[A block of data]
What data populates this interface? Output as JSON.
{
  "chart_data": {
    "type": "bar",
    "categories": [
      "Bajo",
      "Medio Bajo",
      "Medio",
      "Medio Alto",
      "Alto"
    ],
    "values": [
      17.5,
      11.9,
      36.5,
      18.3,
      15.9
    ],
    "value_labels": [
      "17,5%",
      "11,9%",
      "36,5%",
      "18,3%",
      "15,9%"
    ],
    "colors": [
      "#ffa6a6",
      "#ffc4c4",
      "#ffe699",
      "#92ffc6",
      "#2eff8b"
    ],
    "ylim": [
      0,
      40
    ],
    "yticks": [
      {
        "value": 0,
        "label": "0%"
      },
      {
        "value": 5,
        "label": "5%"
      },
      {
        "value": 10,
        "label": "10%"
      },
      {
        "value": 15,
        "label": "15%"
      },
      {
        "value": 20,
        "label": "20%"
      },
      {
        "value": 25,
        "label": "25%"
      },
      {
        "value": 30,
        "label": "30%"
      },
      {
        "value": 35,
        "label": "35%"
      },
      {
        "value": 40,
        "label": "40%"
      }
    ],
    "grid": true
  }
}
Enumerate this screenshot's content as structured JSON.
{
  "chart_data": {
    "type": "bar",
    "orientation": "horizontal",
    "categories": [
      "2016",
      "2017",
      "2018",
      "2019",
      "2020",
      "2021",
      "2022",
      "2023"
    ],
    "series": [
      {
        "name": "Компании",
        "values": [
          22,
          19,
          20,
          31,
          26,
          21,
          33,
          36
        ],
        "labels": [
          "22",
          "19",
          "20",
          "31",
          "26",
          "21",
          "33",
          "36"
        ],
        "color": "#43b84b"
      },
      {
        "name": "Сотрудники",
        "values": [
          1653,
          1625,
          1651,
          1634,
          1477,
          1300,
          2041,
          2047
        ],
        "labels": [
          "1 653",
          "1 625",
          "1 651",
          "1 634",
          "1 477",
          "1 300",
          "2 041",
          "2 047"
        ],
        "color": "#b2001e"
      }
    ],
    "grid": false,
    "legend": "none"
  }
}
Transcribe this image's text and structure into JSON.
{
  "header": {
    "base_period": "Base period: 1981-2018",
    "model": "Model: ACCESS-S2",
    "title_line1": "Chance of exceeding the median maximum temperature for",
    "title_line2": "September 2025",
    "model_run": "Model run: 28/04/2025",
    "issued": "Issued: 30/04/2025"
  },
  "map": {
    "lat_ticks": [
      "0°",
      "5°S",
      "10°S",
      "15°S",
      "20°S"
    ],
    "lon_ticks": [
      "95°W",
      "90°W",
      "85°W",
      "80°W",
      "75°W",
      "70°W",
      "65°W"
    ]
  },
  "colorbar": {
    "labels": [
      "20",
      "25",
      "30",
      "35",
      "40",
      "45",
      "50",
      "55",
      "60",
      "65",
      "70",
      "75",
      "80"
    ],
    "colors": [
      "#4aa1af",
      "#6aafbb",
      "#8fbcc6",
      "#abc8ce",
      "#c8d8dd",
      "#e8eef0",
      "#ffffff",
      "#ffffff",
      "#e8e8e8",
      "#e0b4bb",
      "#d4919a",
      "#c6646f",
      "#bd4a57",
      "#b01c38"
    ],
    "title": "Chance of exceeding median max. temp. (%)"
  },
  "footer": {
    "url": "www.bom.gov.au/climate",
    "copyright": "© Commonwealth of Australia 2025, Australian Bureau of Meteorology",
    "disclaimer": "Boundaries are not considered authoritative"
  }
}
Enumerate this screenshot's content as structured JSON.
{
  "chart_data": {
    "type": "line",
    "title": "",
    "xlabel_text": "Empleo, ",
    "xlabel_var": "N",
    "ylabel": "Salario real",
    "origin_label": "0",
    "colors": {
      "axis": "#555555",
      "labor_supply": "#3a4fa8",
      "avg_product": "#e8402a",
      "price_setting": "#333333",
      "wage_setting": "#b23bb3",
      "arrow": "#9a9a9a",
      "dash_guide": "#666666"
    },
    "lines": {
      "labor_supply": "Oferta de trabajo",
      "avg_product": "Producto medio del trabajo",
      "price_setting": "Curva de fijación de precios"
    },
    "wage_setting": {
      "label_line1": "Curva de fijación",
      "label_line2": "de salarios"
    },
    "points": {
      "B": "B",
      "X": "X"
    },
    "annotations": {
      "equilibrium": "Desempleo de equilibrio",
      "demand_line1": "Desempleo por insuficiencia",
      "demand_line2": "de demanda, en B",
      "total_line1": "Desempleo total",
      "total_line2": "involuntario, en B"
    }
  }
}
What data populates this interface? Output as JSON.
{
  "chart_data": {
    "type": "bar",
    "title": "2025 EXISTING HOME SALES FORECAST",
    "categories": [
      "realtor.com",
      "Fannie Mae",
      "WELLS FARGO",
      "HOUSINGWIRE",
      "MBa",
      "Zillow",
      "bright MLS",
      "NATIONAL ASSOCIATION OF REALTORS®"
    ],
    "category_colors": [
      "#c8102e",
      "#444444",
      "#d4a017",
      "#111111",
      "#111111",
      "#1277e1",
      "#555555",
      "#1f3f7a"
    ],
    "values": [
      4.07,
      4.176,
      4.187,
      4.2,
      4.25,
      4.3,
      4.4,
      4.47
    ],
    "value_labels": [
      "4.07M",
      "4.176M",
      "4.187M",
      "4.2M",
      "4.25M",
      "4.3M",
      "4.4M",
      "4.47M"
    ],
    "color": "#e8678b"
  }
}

- Set task
Print every line of the records exactly. Omit nothing.

- Written response
What data populates this interface? Output as JSON.
{
  "chart_data": {
    "type": "bar",
    "categories": [
      "Bajo",
      "Medio Bajo",
      "Medio",
      "Medio Alto",
      "Alto"
    ],
    "values": [
      17.5,
      11.9,
      36.5,
      18.3,
      15.9
    ],
    "value_labels": [
      "17,5%",
      "11,9%",
      "36,5%",
      "18,3%",
      "15,9%"
    ],
    "colors": [
      "#ffa6a6",
      "#ffc4c4",
      "#ffe699",
      "#92ffc6",
      "#2eff8b"
    ],
    "ylim": [
      0,
      40
    ],
    "yticks": [
      {
        "value": 0,
        "label": "0%"
      },
      {
        "value": 5,
        "label": "5%"
      },
      {
        "value": 10,
        "label": "10%"
      },
      {
        "value": 15,
        "label": "15%"
      },
      {
        "value": 20,
        "label": "20%"
      },
      {
        "value": 25,
        "label": "25%"
      },
      {
        "value": 30,
        "label": "30%"
      },
      {
        "value": 35,
        "label": "35%"
      },
      {
        "value": 40,
        "label": "40%"
      }
    ],
    "grid": true
  }
}
Enumerate this screenshot's content as structured JSON.
{
  "chart_data": {
    "type": "bar",
    "orientation": "horizontal",
    "categories": [
      "2016",
      "2017",
      "2018",
      "2019",
      "2020",
      "2021",
      "2022",
      "2023"
    ],
    "series": [
      {
        "name": "Компании",
        "values": [
          22,
          19,
          20,
          31,
          26,
          21,
          33,
          36
        ],
        "labels": [
          "22",
          "19",
          "20",
          "31",
          "26",
          "21",
          "33",
          "36"
        ],
        "color": "#43b84b"
      },
      {
        "name": "Сотрудники",
        "values": [
          1653,
          1625,
          1651,
          1634,
          1477,
          1300,
          2041,
          2047
        ],
        "labels": [
          "1 653",
          "1 625",
          "1 651",
          "1 634",
          "1 477",
          "1 300",
          "2 041",
          "2 047"
        ],
        "color": "#b2001e"
      }
    ],
    "grid": false,
    "legend": "none"
  }
}
Transcribe this image's text and structure into JSON.
{
  "header": {
    "base_period": "Base period: 1981-2018",
    "model": "Model: ACCESS-S2",
    "title_line1": "Chance of exceeding the median maximum temperature for",
    "title_line2": "September 2025",
    "model_run": "Model run: 28/04/2025",
    "issued": "Issued: 30/04/2025"
  },
  "map": {
    "lat_ticks": [
      "0°",
      "5°S",
      "10°S",
      "15°S",
      "20°S"
    ],
    "lon_ticks": [
      "95°W",
      "90°W",
      "85°W",
      "80°W",
      "75°W",
      "70°W",
      "65°W"
    ]
  },
  "colorbar": {
    "labels": [
      "20",
      "25",
      "30",
      "35",
      "40",
      "45",
      "50",
      "55",
      "60",
      "65",
      "70",
      "75",
      "80"
    ],
    "colors": [
      "#4aa1af",
      "#6aafbb",
      "#8fbcc6",
      "#abc8ce",
      "#c8d8dd",
      "#e8eef0",
      "#ffffff",
      "#ffffff",
      "#e8e8e8",
      "#e0b4bb",
      "#d4919a",
      "#c6646f",
      "#bd4a57",
      "#b01c38"
    ],
    "title": "Chance of exceeding median max. temp. (%)"
  },
  "footer": {
    "url": "www.bom.gov.au/climate",
    "copyright": "© Commonwealth of Australia 2025, Australian Bureau of Meteorology",
    "disclaimer": "Boundaries are not considered authoritative"
  }
}
Enumerate this screenshot's content as structured JSON.
{
  "chart_data": {
    "type": "line",
    "title": "",
    "xlabel_text": "Empleo, ",
    "xlabel_var": "N",
    "ylabel": "Salario real",
    "origin_label": "0",
    "colors": {
      "axis": "#555555",
      "labor_supply": "#3a4fa8",
      "avg_product": "#e8402a",
      "price_setting": "#333333",
      "wage_setting": "#b23bb3",
      "arrow": "#9a9a9a",
      "dash_guide": "#666666"
    },
    "lines": {
      "labor_supply": "Oferta de trabajo",
      "avg_product": "Producto medio del trabajo",
      "price_setting": "Curva de fijación de precios"
    },
    "wage_setting": {
      "label_line1": "Curva de fijación",
      "label_line2": "de salarios"
    },
    "points": {
      "B": "B",
      "X": "X"
    },
    "annotations": {
      "equilibrium": "Desempleo de equilibrio",
      "demand_line1": "Desempleo por insuficiencia",
      "demand_line2": "de demanda, en B",
      "total_line1": "Desempleo total",
      "total_line2": "involuntario, en B"
    }
  }
}
What data populates this interface? Output as JSON.
{
  "chart_data": {
    "type": "bar",
    "title": "2025 EXISTING HOME SALES FORECAST",
    "categories": [
      "realtor.com",
      "Fannie Mae",
      "WELLS FARGO",
      "HOUSINGWIRE",
      "MBa",
      "Zillow",
      "bright MLS",
      "NATIONAL ASSOCIATION OF REALTORS®"
    ],
    "category_colors": [
      "#c8102e",
      "#444444",
      "#d4a017",
      "#111111",
      "#111111",
      "#1277e1",
      "#555555",
      "#1f3f7a"
    ],
    "values": [
      4.07,
      4.176,
      4.187,
      4.2,
      4.25,
      4.3,
      4.4,
      4.47
    ],
    "value_labels": [
      "4.07M",
      "4.176M",
      "4.187M",
      "4.2M",
      "4.25M",
      "4.3M",
      "4.4M",
      "4.47M"
    ],
    "color": "#e8678b"
  }
}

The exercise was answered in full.